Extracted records
──────
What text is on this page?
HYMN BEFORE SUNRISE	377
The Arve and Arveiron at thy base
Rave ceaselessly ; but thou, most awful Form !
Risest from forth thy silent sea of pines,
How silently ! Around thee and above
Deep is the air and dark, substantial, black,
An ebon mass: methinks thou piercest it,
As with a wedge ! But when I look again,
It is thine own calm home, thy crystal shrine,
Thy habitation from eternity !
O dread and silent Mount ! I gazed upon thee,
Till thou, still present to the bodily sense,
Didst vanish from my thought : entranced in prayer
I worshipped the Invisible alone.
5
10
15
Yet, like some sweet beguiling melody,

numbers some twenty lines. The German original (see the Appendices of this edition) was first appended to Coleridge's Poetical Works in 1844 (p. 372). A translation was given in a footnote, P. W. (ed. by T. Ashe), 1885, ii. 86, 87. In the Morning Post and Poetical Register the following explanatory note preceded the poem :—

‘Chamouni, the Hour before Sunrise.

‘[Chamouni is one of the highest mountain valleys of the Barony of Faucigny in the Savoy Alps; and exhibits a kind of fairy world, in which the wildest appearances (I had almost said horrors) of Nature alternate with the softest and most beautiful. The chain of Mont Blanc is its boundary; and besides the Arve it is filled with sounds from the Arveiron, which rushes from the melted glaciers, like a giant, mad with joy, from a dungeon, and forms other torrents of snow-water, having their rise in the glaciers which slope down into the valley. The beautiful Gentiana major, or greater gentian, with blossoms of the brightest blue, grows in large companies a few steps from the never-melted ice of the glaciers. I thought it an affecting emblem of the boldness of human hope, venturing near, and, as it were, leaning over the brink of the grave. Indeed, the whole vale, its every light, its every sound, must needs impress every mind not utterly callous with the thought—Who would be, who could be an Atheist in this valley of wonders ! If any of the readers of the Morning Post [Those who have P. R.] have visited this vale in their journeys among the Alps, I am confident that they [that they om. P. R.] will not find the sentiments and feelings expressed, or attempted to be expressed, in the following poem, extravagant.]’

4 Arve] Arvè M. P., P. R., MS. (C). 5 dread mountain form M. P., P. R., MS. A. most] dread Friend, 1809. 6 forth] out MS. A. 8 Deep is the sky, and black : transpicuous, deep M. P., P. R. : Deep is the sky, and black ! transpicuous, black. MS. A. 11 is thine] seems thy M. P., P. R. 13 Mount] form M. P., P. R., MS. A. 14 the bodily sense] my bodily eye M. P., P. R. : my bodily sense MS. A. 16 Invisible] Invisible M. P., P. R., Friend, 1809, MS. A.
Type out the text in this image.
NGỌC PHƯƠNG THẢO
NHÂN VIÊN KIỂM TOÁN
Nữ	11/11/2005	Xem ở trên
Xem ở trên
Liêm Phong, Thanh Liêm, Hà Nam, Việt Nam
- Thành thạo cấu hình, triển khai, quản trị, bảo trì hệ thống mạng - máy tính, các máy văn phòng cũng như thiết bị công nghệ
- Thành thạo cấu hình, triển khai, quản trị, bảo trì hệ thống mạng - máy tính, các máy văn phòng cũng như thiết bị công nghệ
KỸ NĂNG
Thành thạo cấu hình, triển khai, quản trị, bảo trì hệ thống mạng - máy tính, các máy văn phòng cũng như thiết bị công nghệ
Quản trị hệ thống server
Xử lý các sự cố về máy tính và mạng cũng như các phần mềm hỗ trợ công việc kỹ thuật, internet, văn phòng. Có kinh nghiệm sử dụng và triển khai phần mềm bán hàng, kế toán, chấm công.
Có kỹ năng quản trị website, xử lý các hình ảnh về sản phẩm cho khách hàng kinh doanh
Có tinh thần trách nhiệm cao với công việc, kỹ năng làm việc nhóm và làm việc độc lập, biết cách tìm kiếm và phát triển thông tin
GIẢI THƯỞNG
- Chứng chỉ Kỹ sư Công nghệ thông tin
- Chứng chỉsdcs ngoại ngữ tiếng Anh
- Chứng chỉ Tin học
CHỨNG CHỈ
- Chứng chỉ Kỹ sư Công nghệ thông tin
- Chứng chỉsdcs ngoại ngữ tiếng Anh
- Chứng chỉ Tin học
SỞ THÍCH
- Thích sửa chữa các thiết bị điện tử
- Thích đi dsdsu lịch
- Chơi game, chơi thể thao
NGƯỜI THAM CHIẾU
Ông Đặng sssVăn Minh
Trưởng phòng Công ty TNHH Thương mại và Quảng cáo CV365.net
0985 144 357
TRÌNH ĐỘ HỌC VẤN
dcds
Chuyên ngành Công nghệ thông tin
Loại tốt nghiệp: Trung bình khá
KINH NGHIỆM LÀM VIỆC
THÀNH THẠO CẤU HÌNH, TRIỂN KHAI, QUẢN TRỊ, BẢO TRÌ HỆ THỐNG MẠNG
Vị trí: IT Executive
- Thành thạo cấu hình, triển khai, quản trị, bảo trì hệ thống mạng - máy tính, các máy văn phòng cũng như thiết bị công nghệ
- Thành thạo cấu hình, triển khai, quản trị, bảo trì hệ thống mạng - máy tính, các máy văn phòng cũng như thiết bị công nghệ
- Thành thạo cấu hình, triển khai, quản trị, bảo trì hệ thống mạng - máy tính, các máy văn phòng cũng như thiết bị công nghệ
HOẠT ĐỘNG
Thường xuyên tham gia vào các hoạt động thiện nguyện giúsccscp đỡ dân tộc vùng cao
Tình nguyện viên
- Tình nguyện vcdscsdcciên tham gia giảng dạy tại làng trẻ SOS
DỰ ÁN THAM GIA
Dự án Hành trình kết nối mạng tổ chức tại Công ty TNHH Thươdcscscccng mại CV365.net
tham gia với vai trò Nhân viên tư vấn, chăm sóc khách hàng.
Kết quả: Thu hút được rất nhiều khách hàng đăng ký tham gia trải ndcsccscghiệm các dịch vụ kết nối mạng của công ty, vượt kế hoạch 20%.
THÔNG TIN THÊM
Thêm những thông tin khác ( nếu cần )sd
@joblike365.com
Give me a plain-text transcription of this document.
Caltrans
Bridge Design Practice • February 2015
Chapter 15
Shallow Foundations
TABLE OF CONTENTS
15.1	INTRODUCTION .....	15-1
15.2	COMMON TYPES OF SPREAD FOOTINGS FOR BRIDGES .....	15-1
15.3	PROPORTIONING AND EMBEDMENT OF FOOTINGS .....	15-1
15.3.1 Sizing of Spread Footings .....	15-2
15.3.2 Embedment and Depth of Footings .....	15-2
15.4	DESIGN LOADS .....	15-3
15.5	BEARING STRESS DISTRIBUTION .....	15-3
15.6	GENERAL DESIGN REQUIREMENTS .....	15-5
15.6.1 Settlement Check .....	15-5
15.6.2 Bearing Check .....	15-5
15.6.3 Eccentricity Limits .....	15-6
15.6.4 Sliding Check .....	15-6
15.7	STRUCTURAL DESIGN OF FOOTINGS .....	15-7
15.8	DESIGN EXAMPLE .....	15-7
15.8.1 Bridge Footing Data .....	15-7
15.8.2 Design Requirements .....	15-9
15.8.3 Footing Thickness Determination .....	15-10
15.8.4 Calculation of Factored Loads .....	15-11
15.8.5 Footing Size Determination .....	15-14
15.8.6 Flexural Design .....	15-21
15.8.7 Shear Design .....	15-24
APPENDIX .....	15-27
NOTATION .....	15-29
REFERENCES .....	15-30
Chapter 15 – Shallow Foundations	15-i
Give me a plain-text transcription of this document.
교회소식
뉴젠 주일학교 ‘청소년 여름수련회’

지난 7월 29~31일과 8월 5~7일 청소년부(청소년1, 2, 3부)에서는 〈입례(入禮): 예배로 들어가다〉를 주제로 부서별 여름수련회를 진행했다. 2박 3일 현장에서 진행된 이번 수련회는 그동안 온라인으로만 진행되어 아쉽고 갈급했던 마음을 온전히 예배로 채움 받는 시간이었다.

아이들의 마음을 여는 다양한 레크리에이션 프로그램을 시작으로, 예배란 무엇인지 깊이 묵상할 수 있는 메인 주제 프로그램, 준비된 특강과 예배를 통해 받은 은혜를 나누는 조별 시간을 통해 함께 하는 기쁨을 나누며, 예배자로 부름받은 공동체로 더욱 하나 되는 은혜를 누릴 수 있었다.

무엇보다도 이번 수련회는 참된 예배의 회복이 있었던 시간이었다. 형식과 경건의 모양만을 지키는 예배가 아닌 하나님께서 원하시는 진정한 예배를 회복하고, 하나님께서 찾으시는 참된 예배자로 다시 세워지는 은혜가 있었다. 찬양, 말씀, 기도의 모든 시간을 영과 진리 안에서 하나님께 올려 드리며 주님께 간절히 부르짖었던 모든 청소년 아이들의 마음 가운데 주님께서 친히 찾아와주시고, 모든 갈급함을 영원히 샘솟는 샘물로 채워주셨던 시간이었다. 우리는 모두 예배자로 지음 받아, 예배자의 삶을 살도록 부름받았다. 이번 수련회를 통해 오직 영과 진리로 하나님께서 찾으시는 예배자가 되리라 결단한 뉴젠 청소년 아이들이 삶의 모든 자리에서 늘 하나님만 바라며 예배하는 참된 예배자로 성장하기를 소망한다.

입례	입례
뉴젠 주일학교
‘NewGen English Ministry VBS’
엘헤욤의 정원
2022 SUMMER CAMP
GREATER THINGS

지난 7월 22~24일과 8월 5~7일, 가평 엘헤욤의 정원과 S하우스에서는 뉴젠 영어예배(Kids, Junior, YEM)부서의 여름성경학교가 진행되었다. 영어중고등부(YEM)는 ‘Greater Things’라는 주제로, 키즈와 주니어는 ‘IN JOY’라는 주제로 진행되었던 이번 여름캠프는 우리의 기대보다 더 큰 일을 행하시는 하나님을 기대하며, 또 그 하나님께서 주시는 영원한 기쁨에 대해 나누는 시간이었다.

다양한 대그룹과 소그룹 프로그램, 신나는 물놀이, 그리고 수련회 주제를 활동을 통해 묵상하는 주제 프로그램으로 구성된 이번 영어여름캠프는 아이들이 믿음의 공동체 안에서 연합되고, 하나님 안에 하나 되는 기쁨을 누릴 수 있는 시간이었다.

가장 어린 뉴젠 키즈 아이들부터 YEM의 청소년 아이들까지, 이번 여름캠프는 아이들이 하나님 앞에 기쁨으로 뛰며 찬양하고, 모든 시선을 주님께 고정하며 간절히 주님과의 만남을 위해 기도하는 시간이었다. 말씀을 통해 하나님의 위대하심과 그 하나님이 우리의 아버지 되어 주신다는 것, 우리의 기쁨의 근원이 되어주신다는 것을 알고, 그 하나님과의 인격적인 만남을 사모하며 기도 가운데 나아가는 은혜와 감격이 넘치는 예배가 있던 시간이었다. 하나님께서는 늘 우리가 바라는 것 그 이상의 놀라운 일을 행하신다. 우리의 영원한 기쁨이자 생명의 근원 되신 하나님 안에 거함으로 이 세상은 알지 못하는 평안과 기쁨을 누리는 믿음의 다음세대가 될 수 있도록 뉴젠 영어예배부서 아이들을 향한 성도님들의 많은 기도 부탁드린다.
──────
> GIVEN REQUEST
Find the string "Chapter" in the records, then copy each line where it occurs.

> RESULT OF THIS TASK
Chapter 15
Chapter 15 – Shallow Foundations	15-i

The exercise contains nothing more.